Data records
—————

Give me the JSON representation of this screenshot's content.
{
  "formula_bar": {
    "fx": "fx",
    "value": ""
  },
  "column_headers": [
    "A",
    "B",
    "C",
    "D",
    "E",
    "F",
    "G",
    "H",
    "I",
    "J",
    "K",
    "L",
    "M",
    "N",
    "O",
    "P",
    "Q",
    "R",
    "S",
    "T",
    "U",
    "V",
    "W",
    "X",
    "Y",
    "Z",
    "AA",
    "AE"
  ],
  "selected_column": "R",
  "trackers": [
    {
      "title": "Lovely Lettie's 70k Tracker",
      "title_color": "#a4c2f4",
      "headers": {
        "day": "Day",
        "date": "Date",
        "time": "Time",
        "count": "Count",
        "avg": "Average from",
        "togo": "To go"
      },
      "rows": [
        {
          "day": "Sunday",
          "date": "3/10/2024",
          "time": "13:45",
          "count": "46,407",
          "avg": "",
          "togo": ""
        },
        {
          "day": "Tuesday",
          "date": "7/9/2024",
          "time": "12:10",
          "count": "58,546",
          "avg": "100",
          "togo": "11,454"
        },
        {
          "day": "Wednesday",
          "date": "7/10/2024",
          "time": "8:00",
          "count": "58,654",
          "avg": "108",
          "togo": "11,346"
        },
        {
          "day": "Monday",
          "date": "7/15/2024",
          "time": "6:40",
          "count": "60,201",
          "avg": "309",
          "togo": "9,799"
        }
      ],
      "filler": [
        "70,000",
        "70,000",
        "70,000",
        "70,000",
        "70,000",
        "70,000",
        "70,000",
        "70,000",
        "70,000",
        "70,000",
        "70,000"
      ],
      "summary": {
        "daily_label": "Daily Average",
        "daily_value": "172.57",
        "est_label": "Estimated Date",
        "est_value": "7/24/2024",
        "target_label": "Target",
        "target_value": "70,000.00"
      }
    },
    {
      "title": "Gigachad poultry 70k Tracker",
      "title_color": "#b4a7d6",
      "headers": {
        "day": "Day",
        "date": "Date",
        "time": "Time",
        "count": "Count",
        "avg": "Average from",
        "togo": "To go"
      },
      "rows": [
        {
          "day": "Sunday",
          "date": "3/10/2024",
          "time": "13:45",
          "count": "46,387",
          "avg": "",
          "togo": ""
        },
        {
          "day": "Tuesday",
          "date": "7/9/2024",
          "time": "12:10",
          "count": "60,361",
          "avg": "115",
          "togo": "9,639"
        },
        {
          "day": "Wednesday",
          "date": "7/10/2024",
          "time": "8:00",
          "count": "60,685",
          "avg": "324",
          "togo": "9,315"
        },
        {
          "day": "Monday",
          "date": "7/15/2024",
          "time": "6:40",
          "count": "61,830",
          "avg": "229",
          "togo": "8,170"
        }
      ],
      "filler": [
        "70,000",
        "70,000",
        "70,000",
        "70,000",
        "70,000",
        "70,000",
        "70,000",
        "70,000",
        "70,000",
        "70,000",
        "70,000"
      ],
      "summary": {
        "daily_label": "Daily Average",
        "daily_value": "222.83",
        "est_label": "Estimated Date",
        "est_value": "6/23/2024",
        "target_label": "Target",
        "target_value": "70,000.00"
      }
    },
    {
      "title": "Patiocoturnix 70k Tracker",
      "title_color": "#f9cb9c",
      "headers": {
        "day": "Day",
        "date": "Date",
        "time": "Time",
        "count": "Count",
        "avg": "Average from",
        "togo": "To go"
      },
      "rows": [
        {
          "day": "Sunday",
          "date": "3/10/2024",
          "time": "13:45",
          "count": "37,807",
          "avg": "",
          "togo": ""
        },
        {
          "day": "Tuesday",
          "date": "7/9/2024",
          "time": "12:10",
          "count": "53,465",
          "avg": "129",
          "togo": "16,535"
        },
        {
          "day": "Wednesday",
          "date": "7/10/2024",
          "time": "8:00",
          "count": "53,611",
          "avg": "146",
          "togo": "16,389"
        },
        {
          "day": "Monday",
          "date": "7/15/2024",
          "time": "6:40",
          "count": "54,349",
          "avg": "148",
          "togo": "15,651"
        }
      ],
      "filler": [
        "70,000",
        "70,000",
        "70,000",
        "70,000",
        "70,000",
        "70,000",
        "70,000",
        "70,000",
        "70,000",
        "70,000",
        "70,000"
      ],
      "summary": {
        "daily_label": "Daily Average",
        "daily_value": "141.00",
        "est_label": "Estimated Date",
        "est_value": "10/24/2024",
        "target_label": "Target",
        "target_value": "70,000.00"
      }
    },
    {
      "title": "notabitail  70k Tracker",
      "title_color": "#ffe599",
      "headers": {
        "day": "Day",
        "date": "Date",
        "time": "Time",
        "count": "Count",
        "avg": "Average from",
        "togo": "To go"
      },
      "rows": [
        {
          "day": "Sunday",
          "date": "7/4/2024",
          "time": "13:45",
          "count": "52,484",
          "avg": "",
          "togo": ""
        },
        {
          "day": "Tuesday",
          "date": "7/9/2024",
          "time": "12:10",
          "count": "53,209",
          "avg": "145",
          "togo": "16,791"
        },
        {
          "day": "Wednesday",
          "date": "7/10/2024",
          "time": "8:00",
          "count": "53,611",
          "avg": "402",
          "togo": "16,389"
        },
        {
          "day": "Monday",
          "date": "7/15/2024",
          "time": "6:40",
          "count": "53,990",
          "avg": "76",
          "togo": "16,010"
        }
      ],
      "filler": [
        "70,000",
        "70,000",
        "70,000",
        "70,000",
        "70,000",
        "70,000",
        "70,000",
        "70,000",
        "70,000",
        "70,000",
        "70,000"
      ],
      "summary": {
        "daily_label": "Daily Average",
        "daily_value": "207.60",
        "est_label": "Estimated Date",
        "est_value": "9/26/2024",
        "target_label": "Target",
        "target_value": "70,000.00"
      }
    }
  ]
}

—————

TASK DIRECTIONS -> Each entry above is to be set down again in exactly the same words.

WRITTEN RESPONSE ->
Give me the JSON representation of this screenshot's content.
{
  "formula_bar": {
    "fx": "fx",
    "value": ""
  },
  "column_headers": [
    "A",
    "B",
    "C",
    "D",
    "E",
    "F",
    "G",
    "H",
    "I",
    "J",
    "K",
    "L",
    "M",
    "N",
    "O",
    "P",
    "Q",
    "R",
    "S",
    "T",
    "U",
    "V",
    "W",
    "X",
    "Y",
    "Z",
    "AA",
    "AE"
  ],
  "selected_column": "R",
  "trackers": [
    {
      "title": "Lovely Lettie's 70k Tracker",
      "title_color": "#a4c2f4",
      "headers": {
        "day": "Day",
        "date": "Date",
        "time": "Time",
        "count": "Count",
        "avg": "Average from",
        "togo": "To go"
      },
      "rows": [
        {
          "day": "Sunday",
          "date": "3/10/2024",
          "time": "13:45",
          "count": "46,407",
          "avg": "",
          "togo": ""
        },
        {
          "day": "Tuesday",
          "date": "7/9/2024",
          "time": "12:10",
          "count": "58,546",
          "avg": "100",
          "togo": "11,454"
        },
        {
          "day": "Wednesday",
          "date": "7/10/2024",
          "time": "8:00",
          "count": "58,654",
          "avg": "108",
          "togo": "11,346"
        },
        {
          "day": "Monday",
          "date": "7/15/2024",
          "time": "6:40",
          "count": "60,201",
          "avg": "309",
          "togo": "9,799"
        }
      ],
      "filler": [
        "70,000",
        "70,000",
        "70,000",
        "70,000",
        "70,000",
        "70,000",
        "70,000",
        "70,000",
        "70,000",
        "70,000",
        "70,000"
      ],
      "summary": {
        "daily_label": "Daily Average",
        "daily_value": "172.57",
        "est_label": "Estimated Date",
        "est_value": "7/24/2024",
        "target_label": "Target",
        "target_value": "70,000.00"
      }
    },
    {
      "title": "Gigachad poultry 70k Tracker",
      "title_color": "#b4a7d6",
      "headers": {
        "day": "Day",
        "date": "Date",
        "time": "Time",
        "count": "Count",
        "avg": "Average from",
        "togo": "To go"
      },
      "rows": [
        {
          "day": "Sunday",
          "date": "3/10/2024",
          "time": "13:45",
          "count": "46,387",
          "avg": "",
          "togo": ""
        },
        {
          "day": "Tuesday",
          "date": "7/9/2024",
          "time": "12:10",
          "count": "60,361",
          "avg": "115",
          "togo": "9,639"
        },
        {
          "day": "Wednesday",
          "date": "7/10/2024",
          "time": "8:00",
          "count": "60,685",
          "avg": "324",
          "togo": "9,315"
        },
        {
          "day": "Monday",
          "date": "7/15/2024",
          "time": "6:40",
          "count": "61,830",
          "avg": "229",
          "togo": "8,170"
        }
      ],
      "filler": [
        "70,000",
        "70,000",
        "70,000",
        "70,000",
        "70,000",
        "70,000",
        "70,000",
        "70,000",
        "70,000",
        "70,000",
        "70,000"
      ],
      "summary": {
        "daily_label": "Daily Average",
        "daily_value": "222.83",
        "est_label": "Estimated Date",
        "est_value": "6/23/2024",
        "target_label": "Target",
        "target_value": "70,000.00"
      }
    },
    {
      "title": "Patiocoturnix 70k Tracker",
      "title_color": "#f9cb9c",
      "headers": {
        "day": "Day",
        "date": "Date",
        "time": "Time",
        "count": "Count",
        "avg": "Average from",
        "togo": "To go"
      },
      "rows": [
        {
          "day": "Sunday",
          "date": "3/10/2024",
          "time": "13:45",
          "count": "37,807",
          "avg": "",
          "togo": ""
        },
        {
          "day": "Tuesday",
          "date": "7/9/2024",
          "time": "12:10",
          "count": "53,465",
          "avg": "129",
          "togo": "16,535"
        },
        {
          "day": "Wednesday",
          "date": "7/10/2024",
          "time": "8:00",
          "count": "53,611",
          "avg": "146",
          "togo": "16,389"
        },
        {
          "day": "Monday",
          "date": "7/15/2024",
          "time": "6:40",
          "count": "54,349",
          "avg": "148",
          "togo": "15,651"
        }
      ],
      "filler": [
        "70,000",
        "70,000",
        "70,000",
        "70,000",
        "70,000",
        "70,000",
        "70,000",
        "70,000",
        "70,000",
        "70,000",
        "70,000"
      ],
      "summary": {
        "daily_label": "Daily Average",
        "daily_value": "141.00",
        "est_label": "Estimated Date",
        "est_value": "10/24/2024",
        "target_label": "Target",
        "target_value": "70,000.00"
      }
    },
    {
      "title": "notabitail  70k Tracker",
      "title_color": "#ffe599",
      "headers": {
        "day": "Day",
        "date": "Date",
        "time": "Time",
        "count": "Count",
        "avg": "Average from",
        "togo": "To go"
      },
      "rows": [
        {
          "day": "Sunday",
          "date": "7/4/2024",
          "time": "13:45",
          "count": "52,484",
          "avg": "",
          "togo": ""
        },
        {
          "day": "Tuesday",
          "date": "7/9/2024",
          "time": "12:10",
          "count": "53,209",
          "avg": "145",
          "togo": "16,791"
        },
        {
          "day": "Wednesday",
          "date": "7/10/2024",
          "time": "8:00",
          "count": "53,611",
          "avg": "402",
          "togo": "16,389"
        },
        {
          "day": "Monday",
          "date": "7/15/2024",
          "time": "6:40",
          "count": "53,990",
          "avg": "76",
          "togo": "16,010"
        }
      ],
      "filler": [
        "70,000",
        "70,000",
        "70,000",
        "70,000",
        "70,000",
        "70,000",
        "70,000",
        "70,000",
        "70,000",
        "70,000",
        "70,000"
      ],
      "summary": {
        "daily_label": "Daily Average",
        "daily_value": "207.60",
        "est_label": "Estimated Date",
        "est_value": "9/26/2024",
        "target_label": "Target",
        "target_value": "70,000.00"
      }
    }
  ]
}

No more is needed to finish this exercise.